◆ Dataset items:
↓↓↓

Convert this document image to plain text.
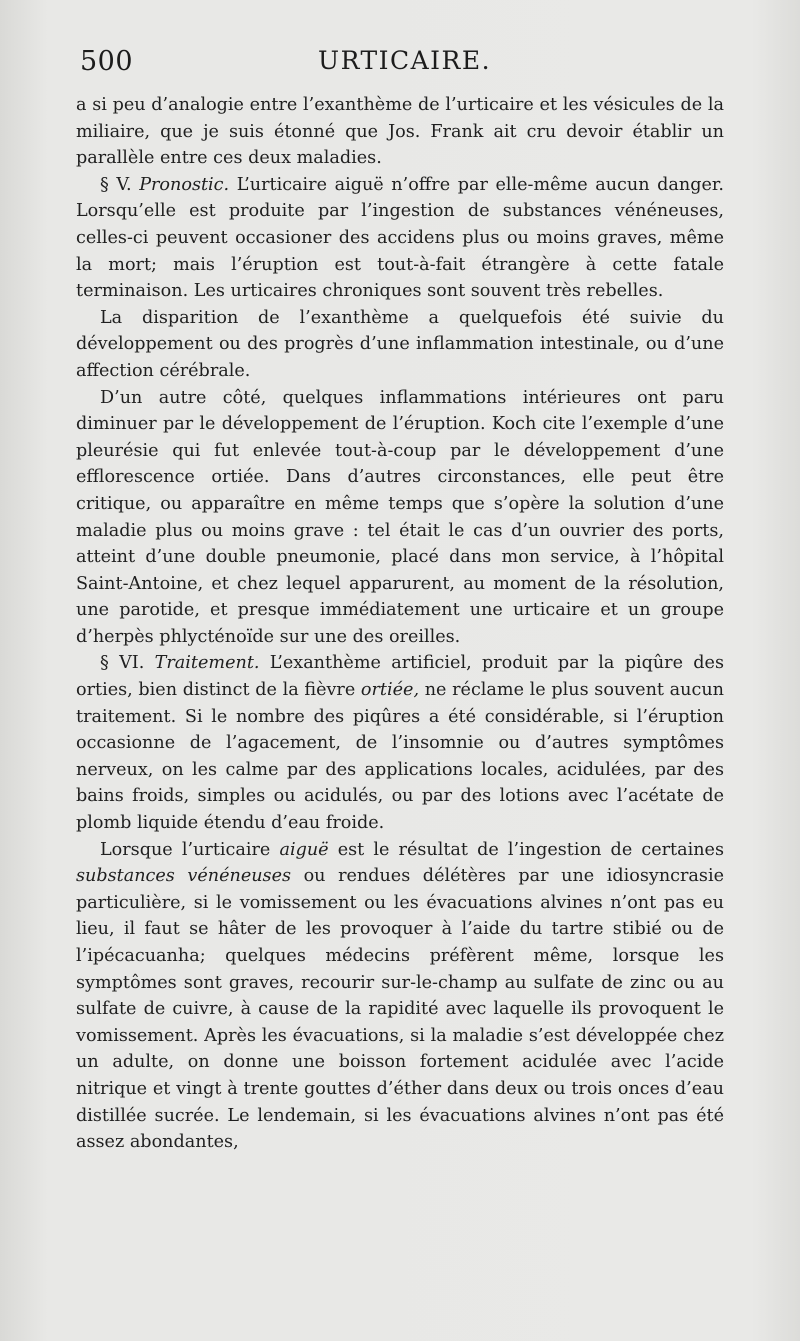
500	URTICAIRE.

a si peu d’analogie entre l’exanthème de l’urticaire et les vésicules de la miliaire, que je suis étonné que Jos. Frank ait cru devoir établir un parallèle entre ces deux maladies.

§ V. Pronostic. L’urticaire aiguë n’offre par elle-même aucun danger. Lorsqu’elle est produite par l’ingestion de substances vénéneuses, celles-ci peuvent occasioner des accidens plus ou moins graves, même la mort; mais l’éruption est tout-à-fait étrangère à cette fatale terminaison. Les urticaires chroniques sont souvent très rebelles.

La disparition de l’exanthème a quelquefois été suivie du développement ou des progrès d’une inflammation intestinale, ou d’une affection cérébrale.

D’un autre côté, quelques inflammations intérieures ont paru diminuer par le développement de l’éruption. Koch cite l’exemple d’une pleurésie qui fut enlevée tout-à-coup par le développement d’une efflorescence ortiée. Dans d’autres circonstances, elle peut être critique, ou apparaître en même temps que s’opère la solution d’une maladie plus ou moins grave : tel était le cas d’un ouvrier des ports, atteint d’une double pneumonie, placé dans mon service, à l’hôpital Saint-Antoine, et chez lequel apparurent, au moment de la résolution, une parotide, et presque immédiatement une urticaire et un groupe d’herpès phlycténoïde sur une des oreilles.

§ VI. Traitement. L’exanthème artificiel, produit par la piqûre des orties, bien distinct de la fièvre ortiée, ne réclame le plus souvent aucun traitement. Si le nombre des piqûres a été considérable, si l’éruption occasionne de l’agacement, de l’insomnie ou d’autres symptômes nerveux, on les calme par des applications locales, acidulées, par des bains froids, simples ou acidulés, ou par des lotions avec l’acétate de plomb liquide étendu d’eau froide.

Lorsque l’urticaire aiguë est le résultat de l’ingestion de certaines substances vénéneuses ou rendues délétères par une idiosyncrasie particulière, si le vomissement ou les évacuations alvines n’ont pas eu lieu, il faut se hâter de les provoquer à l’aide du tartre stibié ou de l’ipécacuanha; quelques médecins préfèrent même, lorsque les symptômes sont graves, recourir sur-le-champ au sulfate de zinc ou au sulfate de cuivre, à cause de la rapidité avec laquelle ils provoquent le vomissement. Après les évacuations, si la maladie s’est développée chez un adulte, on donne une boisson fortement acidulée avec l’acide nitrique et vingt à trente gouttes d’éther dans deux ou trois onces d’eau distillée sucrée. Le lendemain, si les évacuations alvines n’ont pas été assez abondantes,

↑↑↑

◆ OBJECTIVE:
Pictures are excluded; output everything else in the data verbatim.

◆ OUTPUT FOR THIS EXERCISE:
Convert this document image to plain text.
500	URTICAIRE.

a si peu d’analogie entre l’exanthème de l’urticaire et les vésicules de la miliaire, que je suis étonné que Jos. Frank ait cru devoir établir un parallèle entre ces deux maladies.

§ V. Pronostic. L’urticaire aiguë n’offre par elle-même aucun danger. Lorsqu’elle est produite par l’ingestion de substances vénéneuses, celles-ci peuvent occasioner des accidens plus ou moins graves, même la mort; mais l’éruption est tout-à-fait étrangère à cette fatale terminaison. Les urticaires chroniques sont souvent très rebelles.

La disparition de l’exanthème a quelquefois été suivie du développement ou des progrès d’une inflammation intestinale, ou d’une affection cérébrale.

D’un autre côté, quelques inflammations intérieures ont paru diminuer par le développement de l’éruption. Koch cite l’exemple d’une pleurésie qui fut enlevée tout-à-coup par le développement d’une efflorescence ortiée. Dans d’autres circonstances, elle peut être critique, ou apparaître en même temps que s’opère la solution d’une maladie plus ou moins grave : tel était le cas d’un ouvrier des ports, atteint d’une double pneumonie, placé dans mon service, à l’hôpital Saint-Antoine, et chez lequel apparurent, au moment de la résolution, une parotide, et presque immédiatement une urticaire et un groupe d’herpès phlycténoïde sur une des oreilles.

§ VI. Traitement. L’exanthème artificiel, produit par la piqûre des orties, bien distinct de la fièvre ortiée, ne réclame le plus souvent aucun traitement. Si le nombre des piqûres a été considérable, si l’éruption occasionne de l’agacement, de l’insomnie ou d’autres symptômes nerveux, on les calme par des applications locales, acidulées, par des bains froids, simples ou acidulés, ou par des lotions avec l’acétate de plomb liquide étendu d’eau froide.

Lorsque l’urticaire aiguë est le résultat de l’ingestion de certaines substances vénéneuses ou rendues délétères par une idiosyncrasie particulière, si le vomissement ou les évacuations alvines n’ont pas eu lieu, il faut se hâter de les provoquer à l’aide du tartre stibié ou de l’ipécacuanha; quelques médecins préfèrent même, lorsque les symptômes sont graves, recourir sur-le-champ au sulfate de zinc ou au sulfate de cuivre, à cause de la rapidité avec laquelle ils provoquent le vomissement. Après les évacuations, si la maladie s’est développée chez un adulte, on donne une boisson fortement acidulée avec l’acide nitrique et vingt à trente gouttes d’éther dans deux ou trois onces d’eau distillée sucrée. Le lendemain, si les évacuations alvines n’ont pas été assez abondantes,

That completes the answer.